*INSTRUCTIONS TO FOLLOW*
Every line that holds "title" should be shown.

*GIVEN DATA*

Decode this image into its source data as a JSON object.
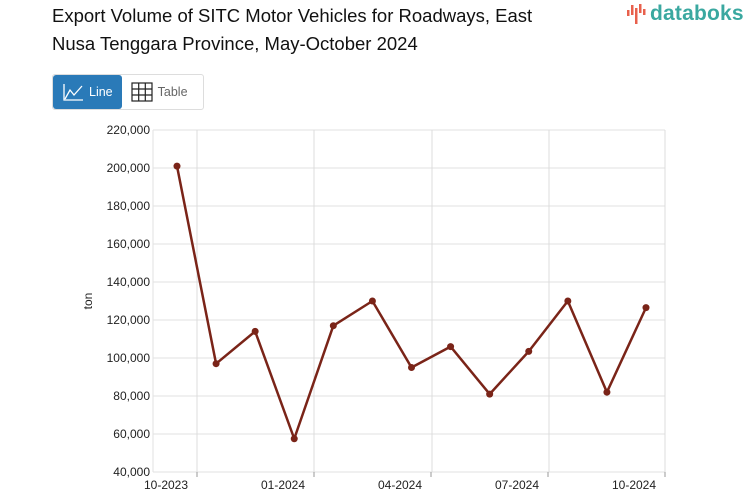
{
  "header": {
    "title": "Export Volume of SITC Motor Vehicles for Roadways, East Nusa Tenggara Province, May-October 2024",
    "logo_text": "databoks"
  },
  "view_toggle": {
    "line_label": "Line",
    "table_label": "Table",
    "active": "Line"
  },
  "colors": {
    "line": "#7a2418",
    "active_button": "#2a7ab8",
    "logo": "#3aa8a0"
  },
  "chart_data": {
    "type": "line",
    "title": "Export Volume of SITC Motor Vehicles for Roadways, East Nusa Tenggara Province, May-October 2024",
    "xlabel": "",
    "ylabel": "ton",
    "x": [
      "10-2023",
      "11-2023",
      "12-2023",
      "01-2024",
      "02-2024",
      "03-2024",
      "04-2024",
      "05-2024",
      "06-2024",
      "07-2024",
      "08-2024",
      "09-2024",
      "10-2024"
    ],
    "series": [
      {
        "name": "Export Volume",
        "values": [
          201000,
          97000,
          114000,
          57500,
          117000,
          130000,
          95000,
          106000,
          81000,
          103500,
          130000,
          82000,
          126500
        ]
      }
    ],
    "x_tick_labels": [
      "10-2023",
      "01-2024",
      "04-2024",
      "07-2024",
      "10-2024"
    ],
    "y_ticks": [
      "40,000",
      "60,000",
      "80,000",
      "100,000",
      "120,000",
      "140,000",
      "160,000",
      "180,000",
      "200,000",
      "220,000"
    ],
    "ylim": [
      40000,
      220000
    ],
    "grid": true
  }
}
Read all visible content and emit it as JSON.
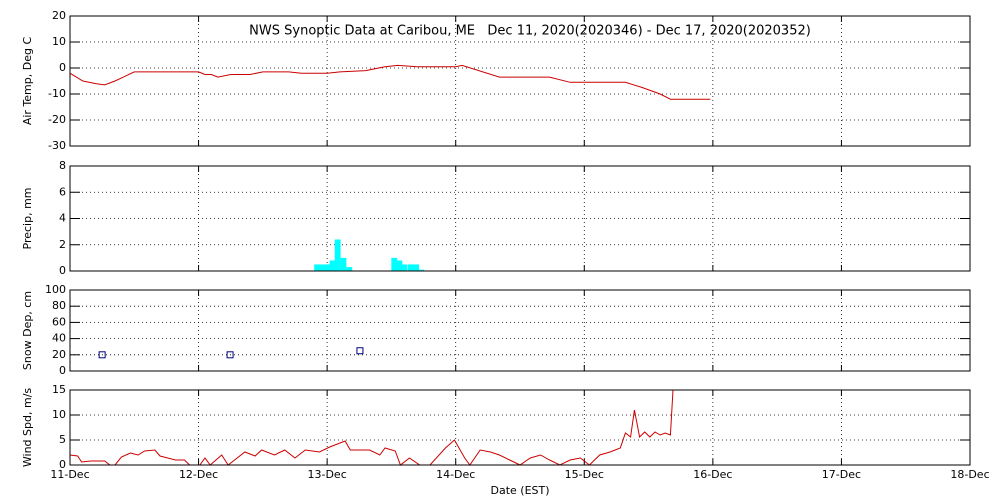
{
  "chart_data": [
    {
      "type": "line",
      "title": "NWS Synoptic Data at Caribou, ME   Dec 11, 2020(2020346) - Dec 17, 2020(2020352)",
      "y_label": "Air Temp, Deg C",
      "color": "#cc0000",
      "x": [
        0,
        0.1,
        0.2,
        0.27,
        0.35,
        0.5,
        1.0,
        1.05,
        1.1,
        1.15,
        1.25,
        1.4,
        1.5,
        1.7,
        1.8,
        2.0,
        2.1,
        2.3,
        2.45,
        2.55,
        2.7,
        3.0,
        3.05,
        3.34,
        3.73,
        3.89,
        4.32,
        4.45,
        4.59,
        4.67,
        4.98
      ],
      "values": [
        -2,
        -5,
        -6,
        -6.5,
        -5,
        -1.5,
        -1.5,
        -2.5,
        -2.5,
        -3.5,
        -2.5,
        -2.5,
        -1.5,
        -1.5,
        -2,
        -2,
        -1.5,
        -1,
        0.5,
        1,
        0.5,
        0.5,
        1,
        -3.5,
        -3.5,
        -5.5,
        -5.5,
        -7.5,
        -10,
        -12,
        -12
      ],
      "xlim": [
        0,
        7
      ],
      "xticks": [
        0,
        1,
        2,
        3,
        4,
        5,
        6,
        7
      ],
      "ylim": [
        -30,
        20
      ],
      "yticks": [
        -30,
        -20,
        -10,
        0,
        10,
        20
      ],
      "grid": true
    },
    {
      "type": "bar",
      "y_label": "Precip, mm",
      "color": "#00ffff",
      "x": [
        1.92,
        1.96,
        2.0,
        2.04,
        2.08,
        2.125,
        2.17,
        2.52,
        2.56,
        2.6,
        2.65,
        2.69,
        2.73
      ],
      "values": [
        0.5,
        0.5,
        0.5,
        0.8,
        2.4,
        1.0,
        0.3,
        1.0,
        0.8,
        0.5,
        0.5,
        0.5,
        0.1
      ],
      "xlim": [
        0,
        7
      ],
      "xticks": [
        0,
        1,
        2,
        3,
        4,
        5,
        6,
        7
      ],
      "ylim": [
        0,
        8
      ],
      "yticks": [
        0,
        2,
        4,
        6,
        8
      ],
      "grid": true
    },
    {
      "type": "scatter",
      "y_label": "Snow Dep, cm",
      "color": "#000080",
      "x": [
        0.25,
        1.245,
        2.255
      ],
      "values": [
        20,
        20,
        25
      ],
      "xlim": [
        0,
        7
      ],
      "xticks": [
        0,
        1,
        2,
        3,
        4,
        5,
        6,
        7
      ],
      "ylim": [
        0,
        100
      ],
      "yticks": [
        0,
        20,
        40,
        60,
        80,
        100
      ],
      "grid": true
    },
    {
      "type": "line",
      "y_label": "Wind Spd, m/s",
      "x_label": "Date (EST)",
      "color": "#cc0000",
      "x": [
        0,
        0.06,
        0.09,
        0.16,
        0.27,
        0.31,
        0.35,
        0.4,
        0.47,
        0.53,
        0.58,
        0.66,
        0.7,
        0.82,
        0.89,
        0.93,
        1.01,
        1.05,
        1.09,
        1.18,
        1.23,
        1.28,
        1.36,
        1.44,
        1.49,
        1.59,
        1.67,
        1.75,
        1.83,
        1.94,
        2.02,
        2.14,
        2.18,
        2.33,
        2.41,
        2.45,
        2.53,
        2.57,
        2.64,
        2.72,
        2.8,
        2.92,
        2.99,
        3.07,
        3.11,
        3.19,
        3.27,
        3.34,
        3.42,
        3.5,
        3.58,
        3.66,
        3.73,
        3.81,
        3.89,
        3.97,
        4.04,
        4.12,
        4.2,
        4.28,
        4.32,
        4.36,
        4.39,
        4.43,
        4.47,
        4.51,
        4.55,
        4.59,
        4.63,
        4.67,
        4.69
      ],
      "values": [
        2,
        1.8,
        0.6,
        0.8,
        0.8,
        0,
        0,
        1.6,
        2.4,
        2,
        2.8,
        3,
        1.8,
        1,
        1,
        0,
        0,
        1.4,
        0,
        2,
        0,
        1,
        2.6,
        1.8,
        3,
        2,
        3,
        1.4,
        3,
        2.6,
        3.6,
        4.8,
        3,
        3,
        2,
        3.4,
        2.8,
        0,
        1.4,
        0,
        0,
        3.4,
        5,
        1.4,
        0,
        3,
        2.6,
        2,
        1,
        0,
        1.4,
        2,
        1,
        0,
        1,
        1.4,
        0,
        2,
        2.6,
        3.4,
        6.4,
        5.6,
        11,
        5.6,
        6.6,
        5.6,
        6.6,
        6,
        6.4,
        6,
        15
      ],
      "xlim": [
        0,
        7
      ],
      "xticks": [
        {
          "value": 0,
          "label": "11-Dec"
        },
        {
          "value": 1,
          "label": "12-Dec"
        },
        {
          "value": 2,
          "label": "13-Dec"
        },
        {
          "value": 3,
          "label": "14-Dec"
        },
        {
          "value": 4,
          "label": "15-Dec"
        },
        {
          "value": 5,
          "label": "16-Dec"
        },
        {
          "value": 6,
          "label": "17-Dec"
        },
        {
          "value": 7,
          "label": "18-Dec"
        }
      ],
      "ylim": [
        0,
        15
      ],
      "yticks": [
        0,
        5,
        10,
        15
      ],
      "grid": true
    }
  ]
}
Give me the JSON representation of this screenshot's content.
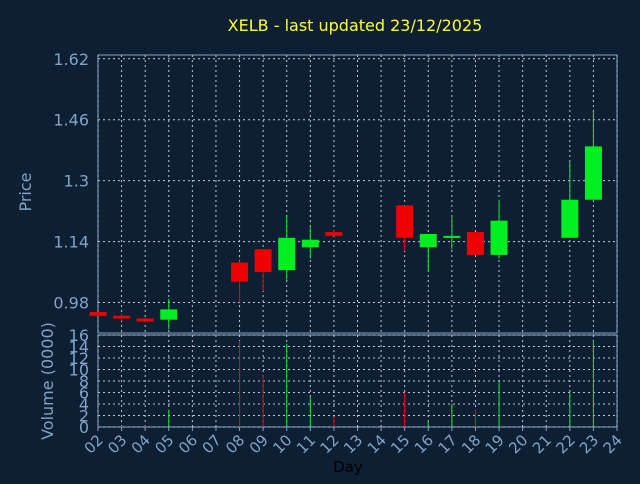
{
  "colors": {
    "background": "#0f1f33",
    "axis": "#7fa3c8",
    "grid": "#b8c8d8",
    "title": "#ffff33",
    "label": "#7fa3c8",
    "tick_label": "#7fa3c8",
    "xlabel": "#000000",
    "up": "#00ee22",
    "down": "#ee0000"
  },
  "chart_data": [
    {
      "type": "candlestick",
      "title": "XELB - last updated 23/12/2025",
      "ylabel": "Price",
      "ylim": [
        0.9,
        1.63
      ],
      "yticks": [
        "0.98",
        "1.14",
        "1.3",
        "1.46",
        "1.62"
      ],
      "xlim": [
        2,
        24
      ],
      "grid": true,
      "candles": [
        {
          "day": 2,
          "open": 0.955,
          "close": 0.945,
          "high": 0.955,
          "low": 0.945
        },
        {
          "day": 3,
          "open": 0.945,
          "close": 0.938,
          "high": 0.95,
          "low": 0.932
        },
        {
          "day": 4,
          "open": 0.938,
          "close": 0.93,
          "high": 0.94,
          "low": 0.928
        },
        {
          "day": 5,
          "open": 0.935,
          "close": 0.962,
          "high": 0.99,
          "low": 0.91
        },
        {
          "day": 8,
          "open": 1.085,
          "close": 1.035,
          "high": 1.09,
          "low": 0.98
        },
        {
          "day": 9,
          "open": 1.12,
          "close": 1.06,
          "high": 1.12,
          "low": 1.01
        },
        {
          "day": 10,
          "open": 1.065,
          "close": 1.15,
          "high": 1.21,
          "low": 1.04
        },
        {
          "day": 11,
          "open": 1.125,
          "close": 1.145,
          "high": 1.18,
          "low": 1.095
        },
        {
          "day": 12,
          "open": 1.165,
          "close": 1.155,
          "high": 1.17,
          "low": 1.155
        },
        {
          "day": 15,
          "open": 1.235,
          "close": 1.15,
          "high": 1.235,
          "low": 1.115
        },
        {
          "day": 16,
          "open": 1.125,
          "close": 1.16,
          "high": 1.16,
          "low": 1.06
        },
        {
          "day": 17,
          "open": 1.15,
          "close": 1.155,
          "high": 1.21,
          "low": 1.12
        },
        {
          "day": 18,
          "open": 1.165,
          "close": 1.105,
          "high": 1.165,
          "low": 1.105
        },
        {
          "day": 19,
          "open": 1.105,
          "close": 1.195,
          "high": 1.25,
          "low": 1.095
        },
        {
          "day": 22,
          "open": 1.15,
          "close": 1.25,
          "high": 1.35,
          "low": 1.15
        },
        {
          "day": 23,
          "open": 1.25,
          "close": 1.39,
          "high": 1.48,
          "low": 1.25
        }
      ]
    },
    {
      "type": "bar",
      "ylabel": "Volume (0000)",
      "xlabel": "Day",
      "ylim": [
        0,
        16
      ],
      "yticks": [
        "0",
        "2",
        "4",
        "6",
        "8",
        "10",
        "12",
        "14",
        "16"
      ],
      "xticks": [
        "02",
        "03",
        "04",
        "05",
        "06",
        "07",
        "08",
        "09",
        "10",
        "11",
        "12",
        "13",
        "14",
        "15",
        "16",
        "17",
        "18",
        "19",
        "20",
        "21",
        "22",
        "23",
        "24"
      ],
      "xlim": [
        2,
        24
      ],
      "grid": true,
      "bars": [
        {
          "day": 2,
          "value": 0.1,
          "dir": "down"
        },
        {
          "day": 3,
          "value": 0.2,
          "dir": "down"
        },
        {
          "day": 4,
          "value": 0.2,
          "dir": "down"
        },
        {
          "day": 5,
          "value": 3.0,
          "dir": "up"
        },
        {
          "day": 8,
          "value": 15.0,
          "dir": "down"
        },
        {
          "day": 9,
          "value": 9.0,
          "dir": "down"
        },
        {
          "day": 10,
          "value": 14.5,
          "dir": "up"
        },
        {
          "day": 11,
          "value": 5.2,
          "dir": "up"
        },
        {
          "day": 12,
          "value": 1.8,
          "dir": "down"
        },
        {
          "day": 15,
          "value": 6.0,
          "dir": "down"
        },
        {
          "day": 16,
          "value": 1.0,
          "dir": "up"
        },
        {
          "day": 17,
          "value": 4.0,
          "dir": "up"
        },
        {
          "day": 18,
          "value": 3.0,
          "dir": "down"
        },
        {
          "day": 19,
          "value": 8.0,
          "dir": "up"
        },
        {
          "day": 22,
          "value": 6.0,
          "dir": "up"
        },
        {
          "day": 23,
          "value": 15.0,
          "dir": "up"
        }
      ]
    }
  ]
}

*RESPONSE BELOW*
    "title": "Export Volume of SITC Motor Vehicles for Roadways, East Nusa Tenggara Province, May-October 2024",
    "title": "Export Volume of SITC Motor Vehicles for Roadways, East Nusa Tenggara Province, May-October 2024",
      "title": "NWS Synoptic Data at Caribou, ME   Dec 11, 2020(2020346) - Dec 17, 2020(2020352)",
    "title": "#ffff33",
      "title": "XELB - last updated 23/12/2025",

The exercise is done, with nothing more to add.